(Data entries)
══════════

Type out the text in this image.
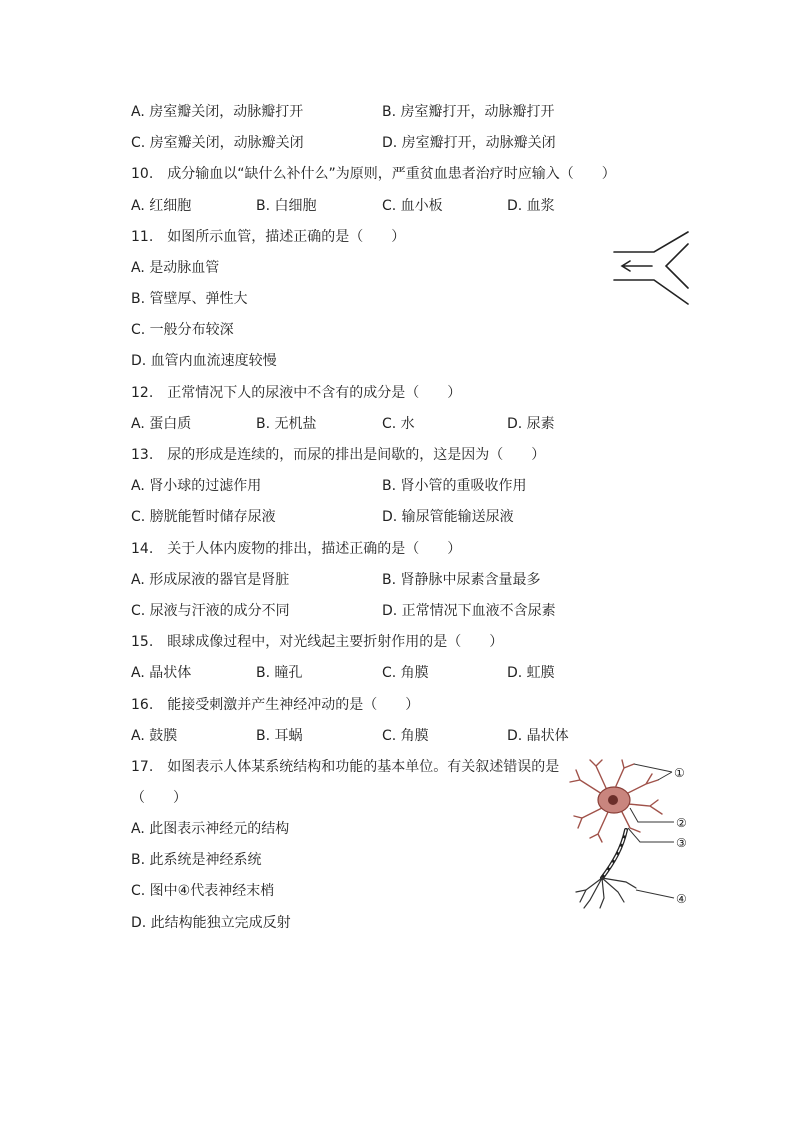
A. 房室瓣关闭，动脉瓣打开	B. 房室瓣打开，动脉瓣打开
C. 房室瓣关闭，动脉瓣关闭	D. 房室瓣打开，动脉瓣关闭
10.　成分输血以“缺什么补什么”为原则，严重贫血患者治疗时应输入（　　）
A. 红细胞	B. 白细胞	C. 血小板	D. 血浆
11.　如图所示血管，描述正确的是（　　）
A. 是动脉血管
B. 管壁厚、弹性大
C. 一般分布较深
D. 血管内血流速度较慢
12.　正常情况下人的尿液中不含有的成分是（　　）
A. 蛋白质	B. 无机盐	C. 水	D. 尿素
13.　尿的形成是连续的，而尿的排出是间歇的，这是因为（　　）
A. 肾小球的过滤作用	B. 肾小管的重吸收作用
C. 膀胱能暂时储存尿液	D. 输尿管能输送尿液
14.　关于人体内废物的排出，描述正确的是（　　）
A. 形成尿液的器官是肾脏	B. 肾静脉中尿素含量最多
C. 尿液与汗液的成分不同	D. 正常情况下血液不含尿素
15.　眼球成像过程中，对光线起主要折射作用的是（　　）
A. 晶状体	B. 瞳孔	C. 角膜	D. 虹膜
16.　能接受刺激并产生神经冲动的是（　　）
A. 鼓膜	B. 耳蜗	C. 角膜	D. 晶状体
17.　如图表示人体某系统结构和功能的基本单位。有关叙述错误的是
（　　）
A. 此图表示神经元的结构
B. 此系统是神经系统
C. 图中④代表神经末梢
D. 此结构能独立完成反射
①
②
③
④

══════════

- DESCRIPTION OF THE TASK -
Retype each record exactly as it stands, but do not include the pictures.

- COMPLETE OUTPUT -
Type out the text in this image.
A. 房室瓣关闭，动脉瓣打开	B. 房室瓣打开，动脉瓣打开
C. 房室瓣关闭，动脉瓣关闭	D. 房室瓣打开，动脉瓣关闭
10.　成分输血以“缺什么补什么”为原则，严重贫血患者治疗时应输入（　　）
A. 红细胞	B. 白细胞	C. 血小板	D. 血浆
11.　如图所示血管，描述正确的是（　　）
A. 是动脉血管
B. 管壁厚、弹性大
C. 一般分布较深
D. 血管内血流速度较慢
12.　正常情况下人的尿液中不含有的成分是（　　）
A. 蛋白质	B. 无机盐	C. 水	D. 尿素
13.　尿的形成是连续的，而尿的排出是间歇的，这是因为（　　）
A. 肾小球的过滤作用	B. 肾小管的重吸收作用
C. 膀胱能暂时储存尿液	D. 输尿管能输送尿液
14.　关于人体内废物的排出，描述正确的是（　　）
A. 形成尿液的器官是肾脏	B. 肾静脉中尿素含量最多
C. 尿液与汗液的成分不同	D. 正常情况下血液不含尿素
15.　眼球成像过程中，对光线起主要折射作用的是（　　）
A. 晶状体	B. 瞳孔	C. 角膜	D. 虹膜
16.　能接受刺激并产生神经冲动的是（　　）
A. 鼓膜	B. 耳蜗	C. 角膜	D. 晶状体
17.　如图表示人体某系统结构和功能的基本单位。有关叙述错误的是
（　　）
A. 此图表示神经元的结构
B. 此系统是神经系统
C. 图中④代表神经末梢
D. 此结构能独立完成反射
①
②
③
④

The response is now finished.